▶ **Set task**
Output the entries verbatim, including every line.

**** Records supplied

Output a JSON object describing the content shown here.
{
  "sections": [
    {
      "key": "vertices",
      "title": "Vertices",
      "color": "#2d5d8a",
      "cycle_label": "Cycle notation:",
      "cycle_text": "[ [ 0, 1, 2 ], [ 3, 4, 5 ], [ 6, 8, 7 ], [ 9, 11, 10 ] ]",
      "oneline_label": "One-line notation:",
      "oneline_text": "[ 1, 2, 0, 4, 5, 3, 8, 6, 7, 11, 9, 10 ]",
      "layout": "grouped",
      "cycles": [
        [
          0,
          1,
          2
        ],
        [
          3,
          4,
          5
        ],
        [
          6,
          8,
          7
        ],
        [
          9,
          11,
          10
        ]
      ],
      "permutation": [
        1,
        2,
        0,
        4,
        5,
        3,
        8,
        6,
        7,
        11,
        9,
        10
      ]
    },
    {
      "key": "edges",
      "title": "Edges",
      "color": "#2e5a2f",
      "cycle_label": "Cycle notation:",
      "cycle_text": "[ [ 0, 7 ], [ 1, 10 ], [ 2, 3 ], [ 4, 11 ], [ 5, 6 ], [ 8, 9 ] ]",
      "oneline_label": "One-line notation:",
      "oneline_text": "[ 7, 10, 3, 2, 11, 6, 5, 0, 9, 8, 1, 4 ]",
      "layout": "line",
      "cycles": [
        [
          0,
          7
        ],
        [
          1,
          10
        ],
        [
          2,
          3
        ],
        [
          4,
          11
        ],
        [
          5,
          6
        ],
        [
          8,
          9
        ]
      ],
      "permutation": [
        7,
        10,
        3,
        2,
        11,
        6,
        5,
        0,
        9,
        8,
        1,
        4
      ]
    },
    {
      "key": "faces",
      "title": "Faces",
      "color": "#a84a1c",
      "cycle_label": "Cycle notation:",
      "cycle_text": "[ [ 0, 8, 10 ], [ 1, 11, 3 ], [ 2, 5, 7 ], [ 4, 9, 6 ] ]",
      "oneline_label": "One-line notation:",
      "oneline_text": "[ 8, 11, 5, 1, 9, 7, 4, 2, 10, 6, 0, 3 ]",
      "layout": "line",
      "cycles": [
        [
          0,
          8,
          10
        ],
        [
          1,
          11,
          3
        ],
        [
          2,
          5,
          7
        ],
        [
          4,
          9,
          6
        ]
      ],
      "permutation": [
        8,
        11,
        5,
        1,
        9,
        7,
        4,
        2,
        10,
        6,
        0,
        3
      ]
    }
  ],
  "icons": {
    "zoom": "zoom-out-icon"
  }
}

********

▶ **Finished task**
Output a JSON object describing the content shown here.
{
  "sections": [
    {
      "key": "vertices",
      "title": "Vertices",
      "color": "#2d5d8a",
      "cycle_label": "Cycle notation:",
      "cycle_text": "[ [ 0, 1, 2 ], [ 3, 4, 5 ], [ 6, 8, 7 ], [ 9, 11, 10 ] ]",
      "oneline_label": "One-line notation:",
      "oneline_text": "[ 1, 2, 0, 4, 5, 3, 8, 6, 7, 11, 9, 10 ]",
      "layout": "grouped",
      "cycles": [
        [
          0,
          1,
          2
        ],
        [
          3,
          4,
          5
        ],
        [
          6,
          8,
          7
        ],
        [
          9,
          11,
          10
        ]
      ],
      "permutation": [
        1,
        2,
        0,
        4,
        5,
        3,
        8,
        6,
        7,
        11,
        9,
        10
      ]
    },
    {
      "key": "edges",
      "title": "Edges",
      "color": "#2e5a2f",
      "cycle_label": "Cycle notation:",
      "cycle_text": "[ [ 0, 7 ], [ 1, 10 ], [ 2, 3 ], [ 4, 11 ], [ 5, 6 ], [ 8, 9 ] ]",
      "oneline_label": "One-line notation:",
      "oneline_text": "[ 7, 10, 3, 2, 11, 6, 5, 0, 9, 8, 1, 4 ]",
      "layout": "line",
      "cycles": [
        [
          0,
          7
        ],
        [
          1,
          10
        ],
        [
          2,
          3
        ],
        [
          4,
          11
        ],
        [
          5,
          6
        ],
        [
          8,
          9
        ]
      ],
      "permutation": [
        7,
        10,
        3,
        2,
        11,
        6,
        5,
        0,
        9,
        8,
        1,
        4
      ]
    },
    {
      "key": "faces",
      "title": "Faces",
      "color": "#a84a1c",
      "cycle_label": "Cycle notation:",
      "cycle_text": "[ [ 0, 8, 10 ], [ 1, 11, 3 ], [ 2, 5, 7 ], [ 4, 9, 6 ] ]",
      "oneline_label": "One-line notation:",
      "oneline_text": "[ 8, 11, 5, 1, 9, 7, 4, 2, 10, 6, 0, 3 ]",
      "layout": "line",
      "cycles": [
        [
          0,
          8,
          10
        ],
        [
          1,
          11,
          3
        ],
        [
          2,
          5,
          7
        ],
        [
          4,
          9,
          6
        ]
      ],
      "permutation": [
        8,
        11,
        5,
        1,
        9,
        7,
        4,
        2,
        10,
        6,
        0,
        3
      ]
    }
  ],
  "icons": {
    "zoom": "zoom-out-icon"
  }
}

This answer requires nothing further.